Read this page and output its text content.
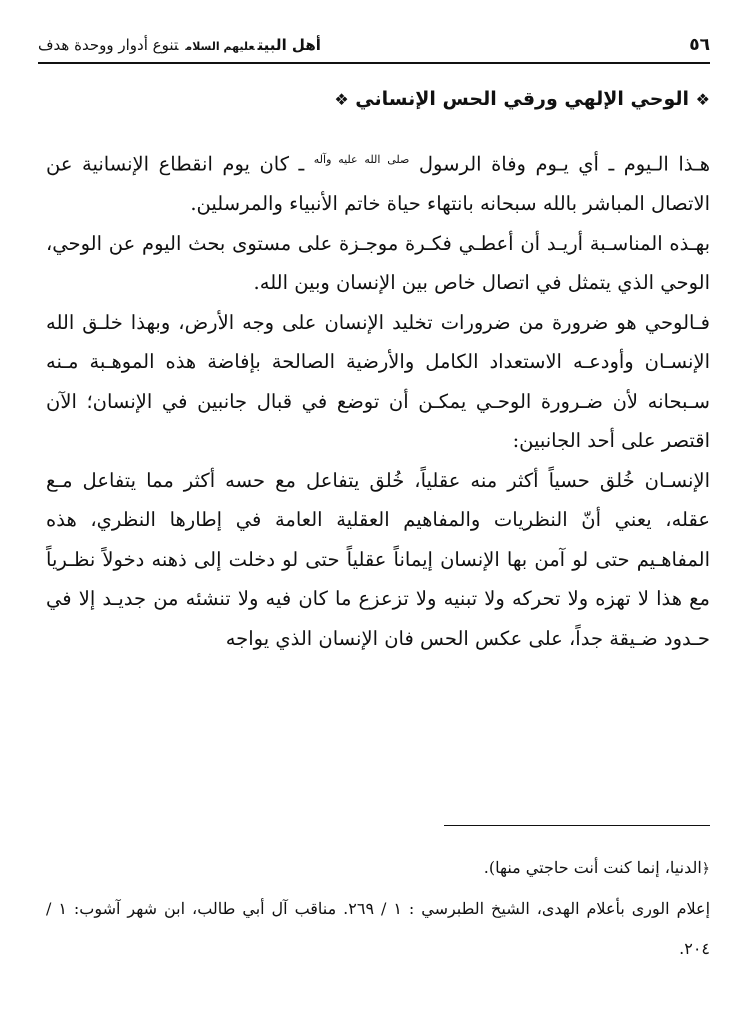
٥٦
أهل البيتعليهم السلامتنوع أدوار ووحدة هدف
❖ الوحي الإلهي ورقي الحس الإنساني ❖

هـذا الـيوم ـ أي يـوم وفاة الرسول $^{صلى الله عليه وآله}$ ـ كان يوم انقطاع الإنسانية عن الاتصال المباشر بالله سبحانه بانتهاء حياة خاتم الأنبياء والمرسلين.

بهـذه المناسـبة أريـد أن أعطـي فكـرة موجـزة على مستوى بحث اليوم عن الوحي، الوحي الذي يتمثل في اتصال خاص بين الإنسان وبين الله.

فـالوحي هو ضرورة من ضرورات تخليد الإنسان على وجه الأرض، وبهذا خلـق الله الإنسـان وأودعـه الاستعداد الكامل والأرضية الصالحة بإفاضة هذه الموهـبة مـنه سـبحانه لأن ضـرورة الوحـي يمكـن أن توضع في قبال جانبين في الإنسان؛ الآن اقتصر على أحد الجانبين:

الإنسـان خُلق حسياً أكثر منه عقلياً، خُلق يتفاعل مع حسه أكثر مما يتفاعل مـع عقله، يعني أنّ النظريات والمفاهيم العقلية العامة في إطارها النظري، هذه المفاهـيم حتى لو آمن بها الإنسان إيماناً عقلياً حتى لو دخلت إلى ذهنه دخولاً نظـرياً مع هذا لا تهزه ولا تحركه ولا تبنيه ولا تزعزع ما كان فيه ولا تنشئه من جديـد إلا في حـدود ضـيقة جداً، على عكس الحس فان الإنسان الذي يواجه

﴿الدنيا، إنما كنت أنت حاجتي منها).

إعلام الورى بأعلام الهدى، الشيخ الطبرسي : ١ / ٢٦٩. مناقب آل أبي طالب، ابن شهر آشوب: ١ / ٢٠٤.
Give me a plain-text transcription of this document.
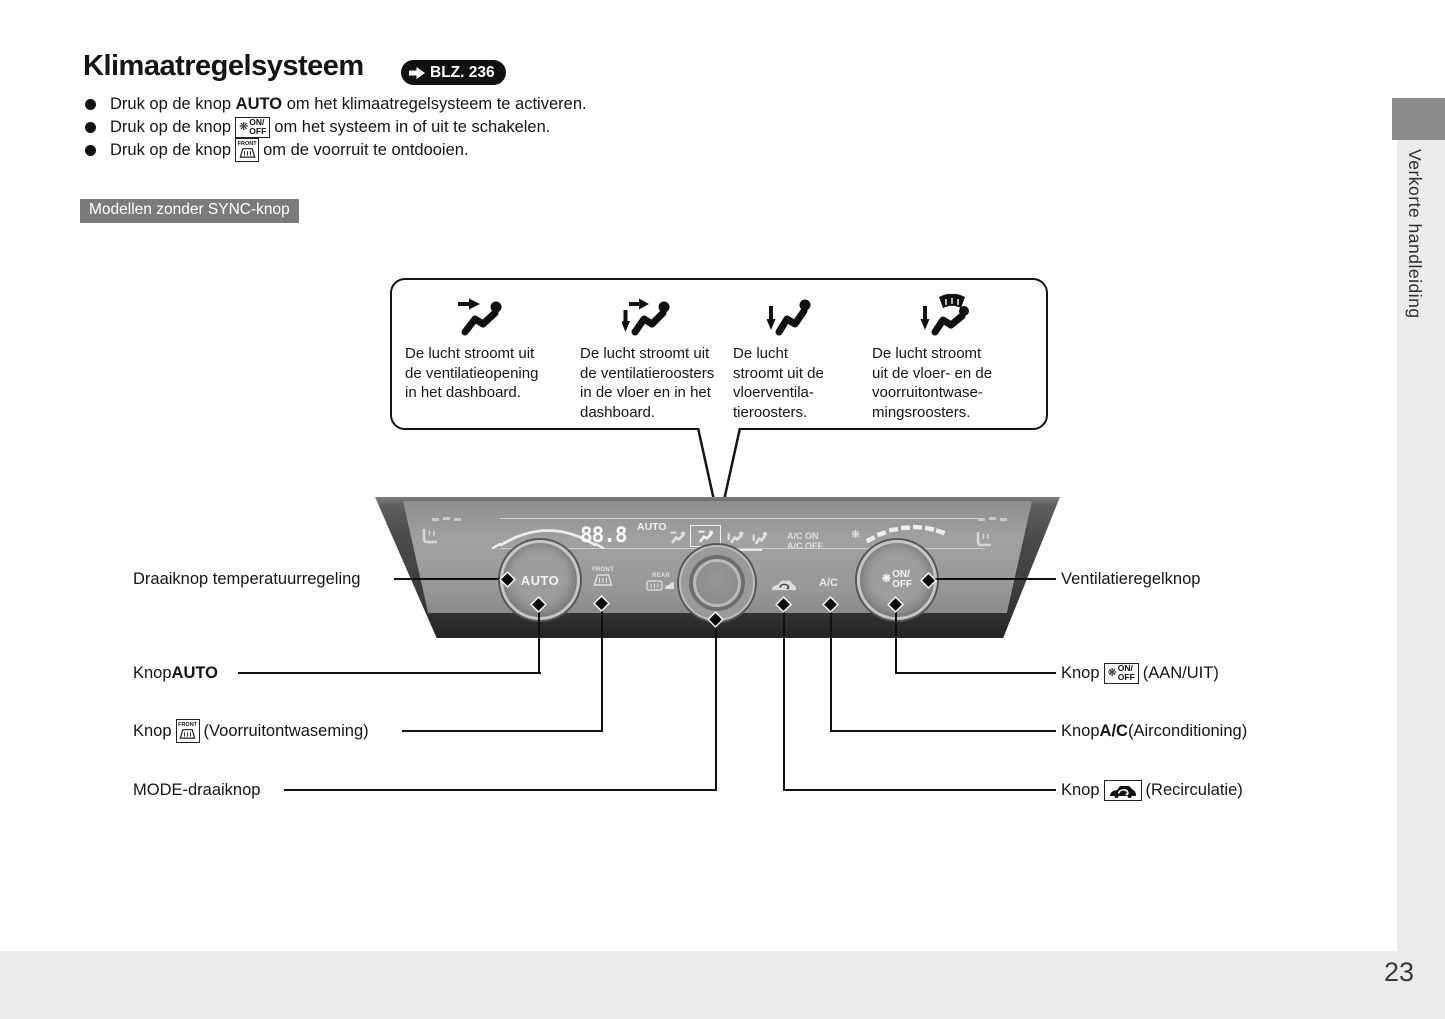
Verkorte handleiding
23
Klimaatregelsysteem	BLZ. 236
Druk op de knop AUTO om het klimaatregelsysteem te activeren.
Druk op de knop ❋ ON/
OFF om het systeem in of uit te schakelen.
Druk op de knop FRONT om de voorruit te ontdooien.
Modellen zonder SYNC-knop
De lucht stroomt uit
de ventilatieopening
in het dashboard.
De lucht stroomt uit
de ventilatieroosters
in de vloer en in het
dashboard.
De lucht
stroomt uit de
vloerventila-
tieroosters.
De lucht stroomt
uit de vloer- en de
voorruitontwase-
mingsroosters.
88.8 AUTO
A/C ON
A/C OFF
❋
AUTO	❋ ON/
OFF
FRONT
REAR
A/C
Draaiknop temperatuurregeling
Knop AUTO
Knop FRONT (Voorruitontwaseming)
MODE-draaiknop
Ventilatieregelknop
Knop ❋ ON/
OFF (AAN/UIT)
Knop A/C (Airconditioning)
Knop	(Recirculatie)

--

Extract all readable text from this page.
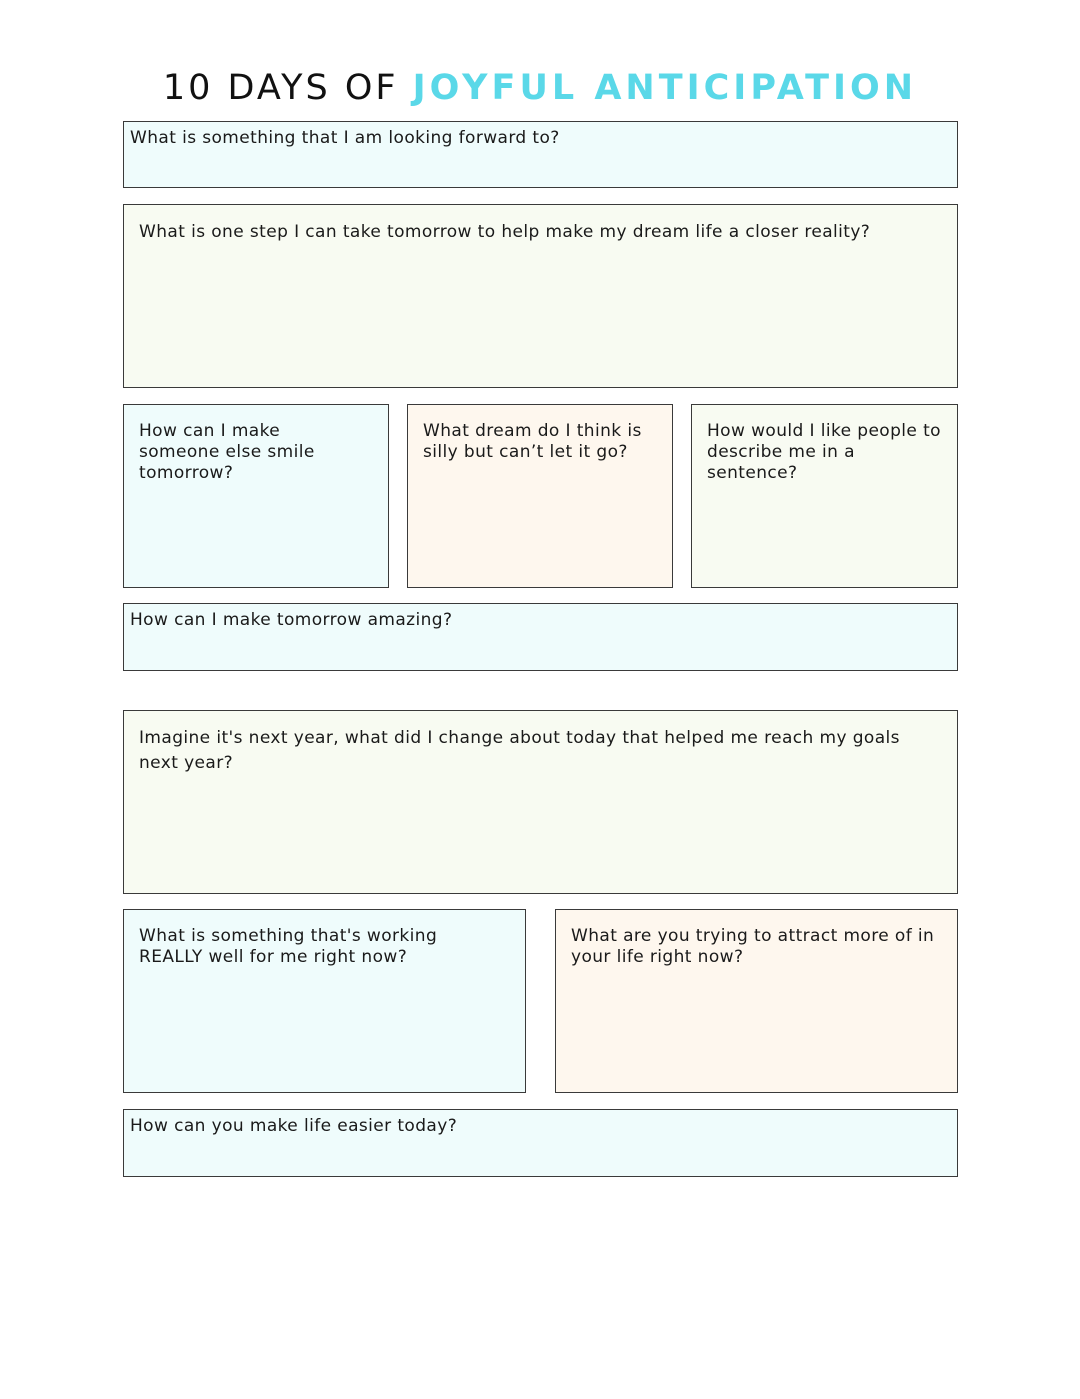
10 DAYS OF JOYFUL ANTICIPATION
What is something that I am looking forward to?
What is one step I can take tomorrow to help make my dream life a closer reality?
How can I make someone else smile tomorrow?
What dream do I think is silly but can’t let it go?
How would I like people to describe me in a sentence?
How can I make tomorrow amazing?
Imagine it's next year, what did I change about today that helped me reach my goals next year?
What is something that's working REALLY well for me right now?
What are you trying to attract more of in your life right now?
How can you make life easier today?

GOAL: Collect the lines of the records that include the string "text".

TASK ANSWER:
Read this page and output its text content.
Give me a plain-text transcription of this document.
Extract all readable text from this page.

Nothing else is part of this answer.